* Directions *
Return the listing below verbatim. Pictures do not belong in the copy.

* Data excerpts *

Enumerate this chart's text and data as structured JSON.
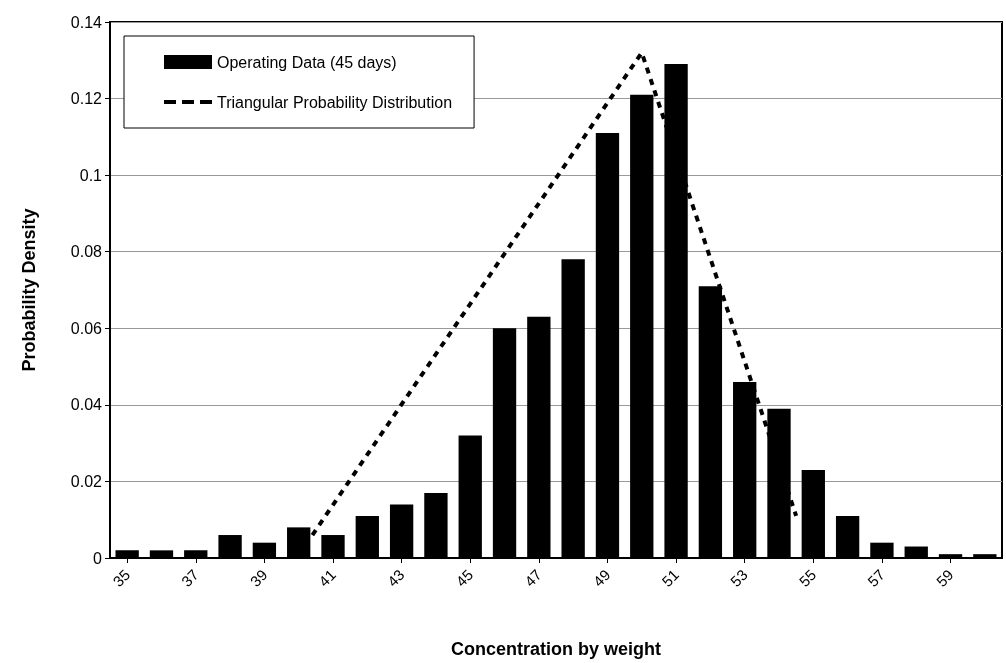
{
  "chart_data": {
    "type": "bar",
    "xlabel": "Concentration by weight",
    "ylabel": "Probability Density",
    "x": [
      35,
      36,
      37,
      38,
      39,
      40,
      41,
      42,
      43,
      44,
      45,
      46,
      47,
      48,
      49,
      50,
      51,
      52,
      53,
      54,
      55,
      56,
      57,
      58,
      59,
      60
    ],
    "xlim": [
      34.5,
      60.5
    ],
    "xticks": [
      35,
      37,
      39,
      41,
      43,
      45,
      47,
      49,
      51,
      53,
      55,
      57,
      59
    ],
    "ylim": [
      0,
      0.14
    ],
    "yticks": [
      0,
      0.02,
      0.04,
      0.06,
      0.08,
      0.1,
      0.12,
      0.14
    ],
    "series": [
      {
        "name": "Operating Data (45 days)",
        "color": "#000000",
        "values": [
          0.002,
          0.002,
          0.002,
          0.006,
          0.004,
          0.008,
          0.006,
          0.011,
          0.014,
          0.017,
          0.032,
          0.06,
          0.063,
          0.078,
          0.111,
          0.121,
          0.129,
          0.071,
          0.046,
          0.039,
          0.023,
          0.011,
          0.004,
          0.003,
          0.001,
          0.001
        ]
      },
      {
        "name": "Triangular Probability Distribution",
        "type": "line",
        "color": "#000000",
        "line_style": "dashed",
        "marker": "none",
        "x": [
          40.4,
          50.0,
          54.5
        ],
        "values": [
          0.006,
          0.132,
          0.011
        ]
      }
    ],
    "grid": "y",
    "legend": "top left"
  }
}
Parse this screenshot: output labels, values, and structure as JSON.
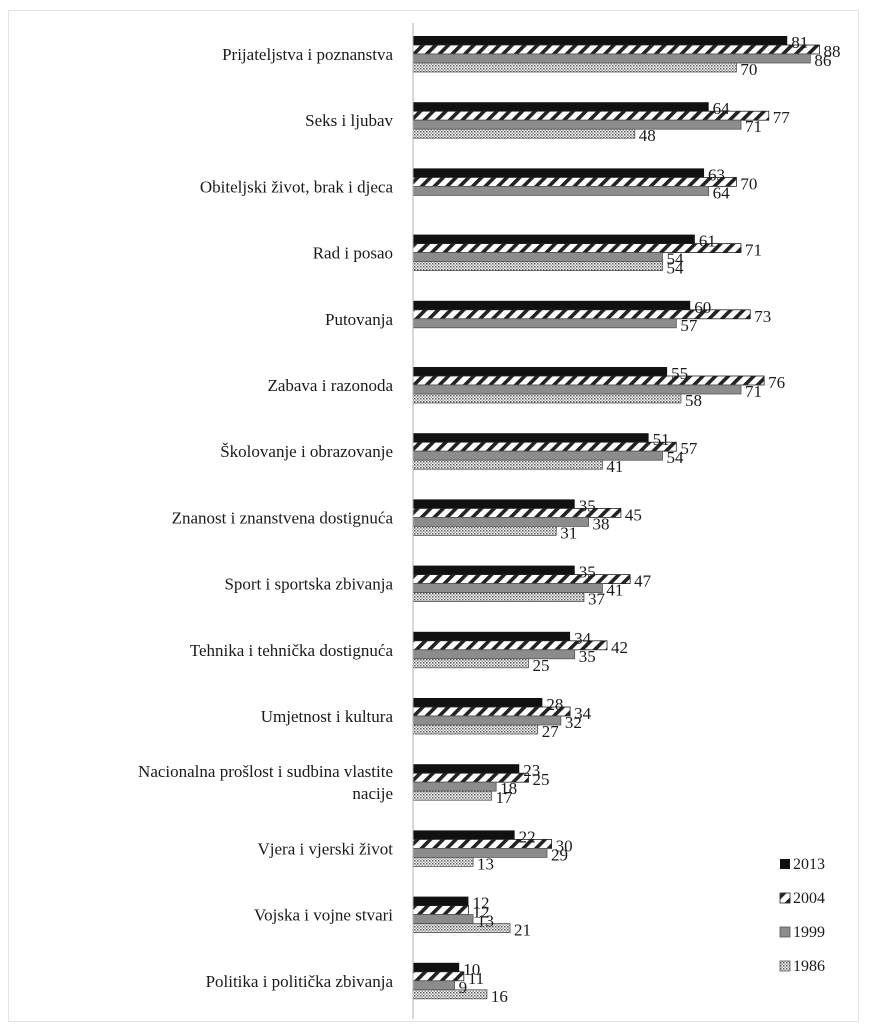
{
  "chart_data": {
    "type": "bar",
    "orientation": "horizontal",
    "categories": [
      "Prijateljstva i poznanstva",
      "Seks i ljubav",
      "Obiteljski život, brak i djeca",
      "Rad i posao",
      "Putovanja",
      "Zabava i razonoda",
      "Školovanje i obrazovanje",
      "Znanost i znanstvena dostignuća",
      "Sport i sportska zbivanja",
      "Tehnika i tehnička dostignuća",
      "Umjetnost i kultura",
      "Nacionalna prošlost i sudbina vlastite nacije",
      "Vjera i vjerski život",
      "Vojska i vojne stvari",
      "Politika i politička zbivanja"
    ],
    "series": [
      {
        "name": "2013",
        "pattern": "solid",
        "values": [
          81,
          64,
          63,
          61,
          60,
          55,
          51,
          35,
          35,
          34,
          28,
          23,
          22,
          12,
          10
        ]
      },
      {
        "name": "2004",
        "pattern": "hatched",
        "values": [
          88,
          77,
          70,
          71,
          73,
          76,
          57,
          45,
          47,
          42,
          34,
          25,
          30,
          12,
          11
        ]
      },
      {
        "name": "1999",
        "pattern": "gray",
        "values": [
          86,
          71,
          64,
          54,
          57,
          71,
          54,
          38,
          41,
          35,
          32,
          18,
          29,
          13,
          9
        ]
      },
      {
        "name": "1986",
        "pattern": "dotted",
        "values": [
          70,
          48,
          null,
          54,
          null,
          58,
          41,
          31,
          37,
          25,
          27,
          17,
          13,
          21,
          16
        ]
      }
    ],
    "xlim": [
      0,
      100
    ],
    "grid": false,
    "legend_position": "bottom-right",
    "colors": {
      "solid": "#111111",
      "gray": "#8c8c8c",
      "hatch": "#222222",
      "dots": "#555555"
    }
  }
}
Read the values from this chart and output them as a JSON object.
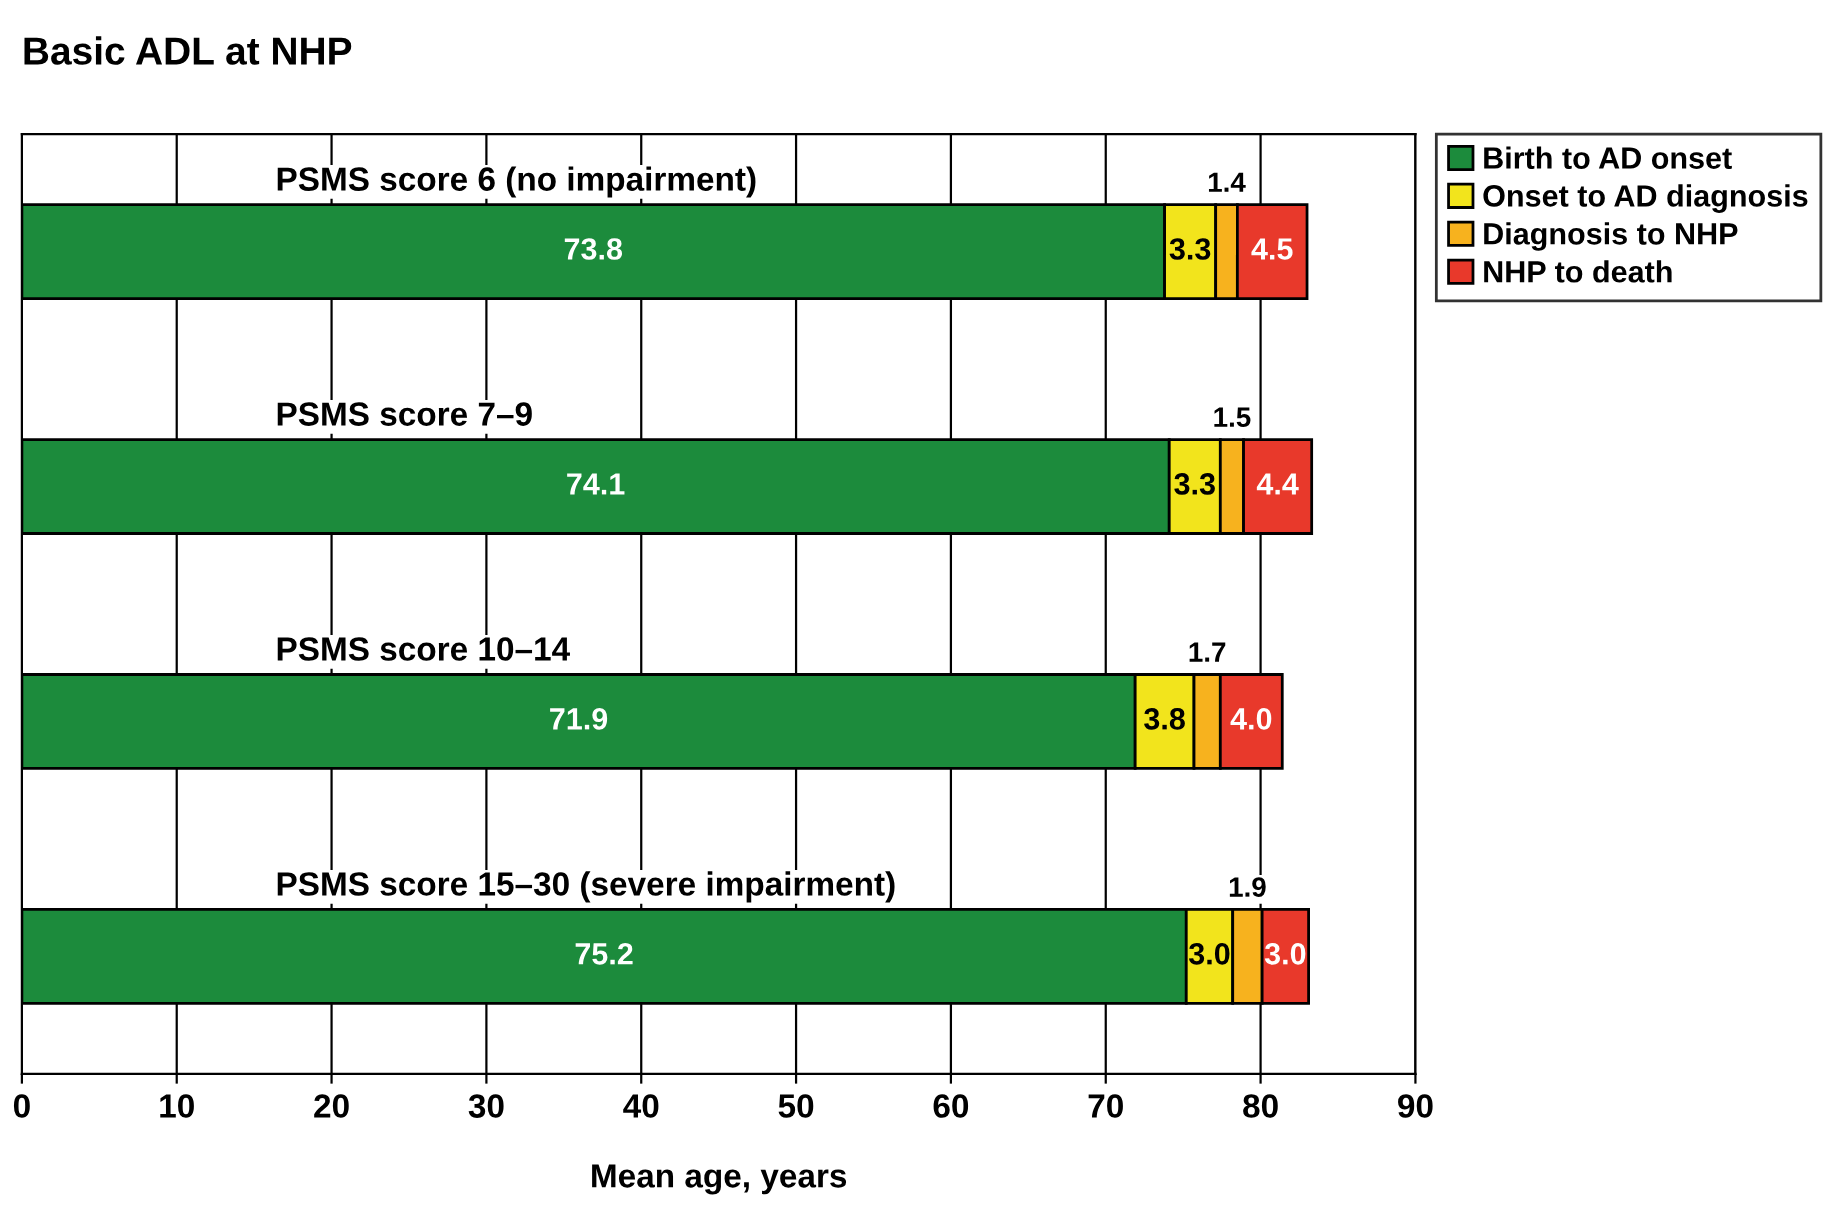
{
  "chart_data": {
    "type": "bar",
    "orientation": "horizontal",
    "stacked": true,
    "title": "Basic ADL at NHP",
    "xlabel": "Mean age, years",
    "categories": [
      "PSMS score 6 (no impairment)",
      "PSMS score 7–9",
      "PSMS score 10–14",
      "PSMS score 15–30 (severe impairment)"
    ],
    "series": [
      {
        "name": "Birth to AD onset",
        "color": "#1c8b3c",
        "values": [
          73.8,
          74.1,
          71.9,
          75.2
        ],
        "value_labels": [
          "73.8",
          "74.1",
          "71.9",
          "75.2"
        ]
      },
      {
        "name": "Onset to AD diagnosis",
        "color": "#f2e41c",
        "values": [
          3.3,
          3.3,
          3.8,
          3.0
        ],
        "value_labels": [
          "3.3",
          "3.3",
          "3.8",
          "3.0"
        ]
      },
      {
        "name": "Diagnosis to NHP",
        "color": "#f7b21e",
        "values": [
          1.4,
          1.5,
          1.7,
          1.9
        ],
        "value_labels": [
          "1.4",
          "1.5",
          "1.7",
          "1.9"
        ]
      },
      {
        "name": "NHP to death",
        "color": "#e8392b",
        "values": [
          4.5,
          4.4,
          4.0,
          3.0
        ],
        "value_labels": [
          "4.5",
          "4.4",
          "4.0",
          "3.0"
        ]
      }
    ],
    "xlim": [
      0,
      90
    ],
    "xticks": [
      0,
      10,
      20,
      30,
      40,
      50,
      60,
      70,
      80,
      90
    ],
    "grid": "x",
    "legend": "top right",
    "tick_labels": "x"
  }
}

* Written response *
Enumerate this chart's text and data as structured JSON.
{
  "chart_data": {
    "type": "bar",
    "xlabel": "Concentration by weight",
    "ylabel": "Probability Density",
    "x": [
      35,
      36,
      37,
      38,
      39,
      40,
      41,
      42,
      43,
      44,
      45,
      46,
      47,
      48,
      49,
      50,
      51,
      52,
      53,
      54,
      55,
      56,
      57,
      58,
      59,
      60
    ],
    "xlim": [
      34.5,
      60.5
    ],
    "xticks": [
      35,
      37,
      39,
      41,
      43,
      45,
      47,
      49,
      51,
      53,
      55,
      57,
      59
    ],
    "ylim": [
      0,
      0.14
    ],
    "yticks": [
      0,
      0.02,
      0.04,
      0.06,
      0.08,
      0.1,
      0.12,
      0.14
    ],
    "series": [
      {
        "name": "Operating Data (45 days)",
        "color": "#000000",
        "values": [
          0.002,
          0.002,
          0.002,
          0.006,
          0.004,
          0.008,
          0.006,
          0.011,
          0.014,
          0.017,
          0.032,
          0.06,
          0.063,
          0.078,
          0.111,
          0.121,
          0.129,
          0.071,
          0.046,
          0.039,
          0.023,
          0.011,
          0.004,
          0.003,
          0.001,
          0.001
        ]
      },
      {
        "name": "Triangular Probability Distribution",
        "type": "line",
        "color": "#000000",
        "line_style": "dashed",
        "marker": "none",
        "x": [
          40.4,
          50.0,
          54.5
        ],
        "values": [
          0.006,
          0.132,
          0.011
        ]
      }
    ],
    "grid": "y",
    "legend": "top left"
  }
}
Parse this screenshot: output labels, values, and structure as JSON.
{
  "chart_data": {
    "type": "bar",
    "orientation": "horizontal",
    "categories": [
      "Prijateljstva i poznanstva",
      "Seks i ljubav",
      "Obiteljski život, brak i djeca",
      "Rad i posao",
      "Putovanja",
      "Zabava i razonoda",
      "Školovanje i obrazovanje",
      "Znanost i znanstvena dostignuća",
      "Sport i sportska zbivanja",
      "Tehnika i tehnička dostignuća",
      "Umjetnost i kultura",
      "Nacionalna prošlost i sudbina vlastite nacije",
      "Vjera i vjerski život",
      "Vojska i vojne stvari",
      "Politika i politička zbivanja"
    ],
    "series": [
      {
        "name": "2013",
        "pattern": "solid",
        "values": [
          81,
          64,
          63,
          61,
          60,
          55,
          51,
          35,
          35,
          34,
          28,
          23,
          22,
          12,
          10
        ]
      },
      {
        "name": "2004",
        "pattern": "hatched",
        "values": [
          88,
          77,
          70,
          71,
          73,
          76,
          57,
          45,
          47,
          42,
          34,
          25,
          30,
          12,
          11
        ]
      },
      {
        "name": "1999",
        "pattern": "gray",
        "values": [
          86,
          71,
          64,
          54,
          57,
          71,
          54,
          38,
          41,
          35,
          32,
          18,
          29,
          13,
          9
        ]
      },
      {
        "name": "1986",
        "pattern": "dotted",
        "values": [
          70,
          48,
          null,
          54,
          null,
          58,
          41,
          31,
          37,
          25,
          27,
          17,
          13,
          21,
          16
        ]
      }
    ],
    "xlim": [
      0,
      100
    ],
    "grid": false,
    "legend_position": "bottom-right",
    "colors": {
      "solid": "#111111",
      "gray": "#8c8c8c",
      "hatch": "#222222",
      "dots": "#555555"
    }
  }
}
Read the values from this chart and output them as a JSON object.
{
  "chart_data": {
    "type": "bar",
    "orientation": "horizontal",
    "stacked": true,
    "title": "Basic ADL at NHP",
    "xlabel": "Mean age, years",
    "categories": [
      "PSMS score 6 (no impairment)",
      "PSMS score 7–9",
      "PSMS score 10–14",
      "PSMS score 15–30 (severe impairment)"
    ],
    "series": [
      {
        "name": "Birth to AD onset",
        "color": "#1c8b3c",
        "values": [
          73.8,
          74.1,
          71.9,
          75.2
        ],
        "value_labels": [
          "73.8",
          "74.1",
          "71.9",
          "75.2"
        ]
      },
      {
        "name": "Onset to AD diagnosis",
        "color": "#f2e41c",
        "values": [
          3.3,
          3.3,
          3.8,
          3.0
        ],
        "value_labels": [
          "3.3",
          "3.3",
          "3.8",
          "3.0"
        ]
      },
      {
        "name": "Diagnosis to NHP",
        "color": "#f7b21e",
        "values": [
          1.4,
          1.5,
          1.7,
          1.9
        ],
        "value_labels": [
          "1.4",
          "1.5",
          "1.7",
          "1.9"
        ]
      },
      {
        "name": "NHP to death",
        "color": "#e8392b",
        "values": [
          4.5,
          4.4,
          4.0,
          3.0
        ],
        "value_labels": [
          "4.5",
          "4.4",
          "4.0",
          "3.0"
        ]
      }
    ],
    "xlim": [
      0,
      90
    ],
    "xticks": [
      0,
      10,
      20,
      30,
      40,
      50,
      60,
      70,
      80,
      90
    ],
    "grid": "x",
    "legend": "top right",
    "tick_labels": "x"
  }
}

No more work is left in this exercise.